===== Dataset rows

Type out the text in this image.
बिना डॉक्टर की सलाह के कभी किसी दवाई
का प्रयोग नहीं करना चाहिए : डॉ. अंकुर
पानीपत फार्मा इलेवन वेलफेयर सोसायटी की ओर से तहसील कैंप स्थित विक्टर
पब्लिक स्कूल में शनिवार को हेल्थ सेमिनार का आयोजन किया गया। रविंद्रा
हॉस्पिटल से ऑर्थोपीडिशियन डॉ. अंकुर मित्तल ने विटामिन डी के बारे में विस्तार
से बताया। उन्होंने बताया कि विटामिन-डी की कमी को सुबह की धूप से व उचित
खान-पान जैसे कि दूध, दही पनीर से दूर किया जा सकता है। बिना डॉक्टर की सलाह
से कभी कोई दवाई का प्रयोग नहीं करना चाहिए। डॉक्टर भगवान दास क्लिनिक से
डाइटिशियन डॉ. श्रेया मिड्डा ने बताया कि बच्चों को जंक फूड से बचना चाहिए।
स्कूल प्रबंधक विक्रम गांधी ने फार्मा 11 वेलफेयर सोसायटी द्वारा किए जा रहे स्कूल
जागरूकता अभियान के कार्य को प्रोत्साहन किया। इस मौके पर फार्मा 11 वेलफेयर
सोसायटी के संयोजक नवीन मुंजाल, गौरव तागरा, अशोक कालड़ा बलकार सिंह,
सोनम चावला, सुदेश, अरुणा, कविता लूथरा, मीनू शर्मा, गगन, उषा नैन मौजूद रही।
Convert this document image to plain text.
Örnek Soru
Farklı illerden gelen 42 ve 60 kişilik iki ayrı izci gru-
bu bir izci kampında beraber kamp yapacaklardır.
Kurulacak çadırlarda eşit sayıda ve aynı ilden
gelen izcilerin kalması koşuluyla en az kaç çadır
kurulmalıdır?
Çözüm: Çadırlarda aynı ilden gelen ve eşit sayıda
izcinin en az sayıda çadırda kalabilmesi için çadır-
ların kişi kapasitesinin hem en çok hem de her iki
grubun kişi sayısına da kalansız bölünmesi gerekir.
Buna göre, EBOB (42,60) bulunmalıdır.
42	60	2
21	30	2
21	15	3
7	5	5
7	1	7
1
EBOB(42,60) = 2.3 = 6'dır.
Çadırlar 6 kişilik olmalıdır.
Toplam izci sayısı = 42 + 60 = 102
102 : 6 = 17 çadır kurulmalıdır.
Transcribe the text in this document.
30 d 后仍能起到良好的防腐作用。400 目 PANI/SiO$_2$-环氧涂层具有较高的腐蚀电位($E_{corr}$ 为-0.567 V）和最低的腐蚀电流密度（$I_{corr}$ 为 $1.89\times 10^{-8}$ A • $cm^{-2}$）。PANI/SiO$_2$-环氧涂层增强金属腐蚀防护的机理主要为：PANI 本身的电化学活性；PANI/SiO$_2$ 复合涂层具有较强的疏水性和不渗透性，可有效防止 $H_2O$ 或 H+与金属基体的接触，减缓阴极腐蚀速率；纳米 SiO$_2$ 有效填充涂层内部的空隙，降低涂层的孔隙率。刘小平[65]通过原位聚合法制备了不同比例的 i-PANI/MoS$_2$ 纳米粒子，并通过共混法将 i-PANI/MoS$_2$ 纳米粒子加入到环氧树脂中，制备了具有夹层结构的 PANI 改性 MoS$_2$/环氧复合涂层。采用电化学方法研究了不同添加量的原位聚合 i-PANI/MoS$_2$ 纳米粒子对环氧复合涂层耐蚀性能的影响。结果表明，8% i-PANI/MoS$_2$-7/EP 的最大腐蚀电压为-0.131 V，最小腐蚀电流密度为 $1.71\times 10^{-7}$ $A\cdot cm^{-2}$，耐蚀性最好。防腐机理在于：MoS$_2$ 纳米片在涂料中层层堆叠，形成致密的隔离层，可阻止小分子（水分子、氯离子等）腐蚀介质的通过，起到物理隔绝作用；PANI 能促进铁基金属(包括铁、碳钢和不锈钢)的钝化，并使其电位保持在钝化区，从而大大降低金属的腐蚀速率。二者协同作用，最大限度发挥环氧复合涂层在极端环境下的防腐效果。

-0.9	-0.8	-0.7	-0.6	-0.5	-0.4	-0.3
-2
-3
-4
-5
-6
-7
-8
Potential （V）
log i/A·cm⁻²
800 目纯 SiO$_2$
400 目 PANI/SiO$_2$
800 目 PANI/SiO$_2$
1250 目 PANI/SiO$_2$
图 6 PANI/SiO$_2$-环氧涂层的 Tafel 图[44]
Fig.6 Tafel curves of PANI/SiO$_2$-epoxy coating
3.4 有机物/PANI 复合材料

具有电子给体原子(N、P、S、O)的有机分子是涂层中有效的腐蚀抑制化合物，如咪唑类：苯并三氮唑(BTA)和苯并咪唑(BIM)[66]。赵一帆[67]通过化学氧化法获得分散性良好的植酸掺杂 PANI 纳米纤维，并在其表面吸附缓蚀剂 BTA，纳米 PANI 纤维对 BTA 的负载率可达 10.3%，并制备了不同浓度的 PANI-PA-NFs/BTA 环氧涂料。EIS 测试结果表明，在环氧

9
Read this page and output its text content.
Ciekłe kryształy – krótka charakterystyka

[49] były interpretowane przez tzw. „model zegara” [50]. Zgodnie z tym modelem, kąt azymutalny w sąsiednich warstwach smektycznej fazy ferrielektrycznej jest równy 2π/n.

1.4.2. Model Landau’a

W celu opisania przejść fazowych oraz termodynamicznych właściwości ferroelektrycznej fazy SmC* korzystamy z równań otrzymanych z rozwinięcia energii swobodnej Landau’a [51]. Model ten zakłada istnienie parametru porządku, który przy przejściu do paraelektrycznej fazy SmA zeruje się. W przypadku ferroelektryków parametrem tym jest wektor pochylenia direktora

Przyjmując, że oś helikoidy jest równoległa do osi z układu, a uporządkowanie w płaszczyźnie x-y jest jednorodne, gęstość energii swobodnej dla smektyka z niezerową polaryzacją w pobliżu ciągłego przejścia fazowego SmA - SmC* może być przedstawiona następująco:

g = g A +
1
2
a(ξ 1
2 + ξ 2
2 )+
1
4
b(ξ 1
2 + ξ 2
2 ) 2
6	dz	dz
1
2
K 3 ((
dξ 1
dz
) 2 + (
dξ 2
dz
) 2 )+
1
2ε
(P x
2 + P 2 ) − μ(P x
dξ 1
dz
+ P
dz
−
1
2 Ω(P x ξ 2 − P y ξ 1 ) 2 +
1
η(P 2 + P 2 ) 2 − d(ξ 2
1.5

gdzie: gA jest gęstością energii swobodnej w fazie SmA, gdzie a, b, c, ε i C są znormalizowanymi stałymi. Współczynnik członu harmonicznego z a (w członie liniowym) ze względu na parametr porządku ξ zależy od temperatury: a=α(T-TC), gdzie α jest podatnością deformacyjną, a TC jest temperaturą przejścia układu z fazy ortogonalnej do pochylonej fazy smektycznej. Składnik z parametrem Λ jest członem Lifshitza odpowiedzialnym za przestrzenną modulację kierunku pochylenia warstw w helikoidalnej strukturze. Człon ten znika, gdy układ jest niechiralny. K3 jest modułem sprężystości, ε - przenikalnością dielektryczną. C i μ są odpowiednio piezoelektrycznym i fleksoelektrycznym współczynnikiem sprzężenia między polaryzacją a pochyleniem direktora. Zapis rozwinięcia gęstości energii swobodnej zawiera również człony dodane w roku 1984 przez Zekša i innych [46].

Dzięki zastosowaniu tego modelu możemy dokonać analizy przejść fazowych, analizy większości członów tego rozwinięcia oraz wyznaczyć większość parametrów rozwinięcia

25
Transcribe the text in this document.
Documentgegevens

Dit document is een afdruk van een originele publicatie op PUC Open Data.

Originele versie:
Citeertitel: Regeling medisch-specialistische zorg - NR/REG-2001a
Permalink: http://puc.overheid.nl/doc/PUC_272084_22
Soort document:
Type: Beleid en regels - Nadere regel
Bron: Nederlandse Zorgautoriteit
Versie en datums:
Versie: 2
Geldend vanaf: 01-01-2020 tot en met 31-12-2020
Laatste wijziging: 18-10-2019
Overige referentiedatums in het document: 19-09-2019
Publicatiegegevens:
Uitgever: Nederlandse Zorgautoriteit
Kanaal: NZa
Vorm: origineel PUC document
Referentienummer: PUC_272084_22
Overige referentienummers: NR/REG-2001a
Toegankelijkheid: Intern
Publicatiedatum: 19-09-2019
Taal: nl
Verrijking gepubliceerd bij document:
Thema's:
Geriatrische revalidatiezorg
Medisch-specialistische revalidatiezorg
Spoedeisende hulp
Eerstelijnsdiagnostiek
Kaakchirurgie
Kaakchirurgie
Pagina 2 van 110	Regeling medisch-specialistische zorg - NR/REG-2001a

==========

■ Exercise instructions ■
Find every line of the data that holds the string "eşit", then say how many there are and nothing else.

■ Completed task ■
2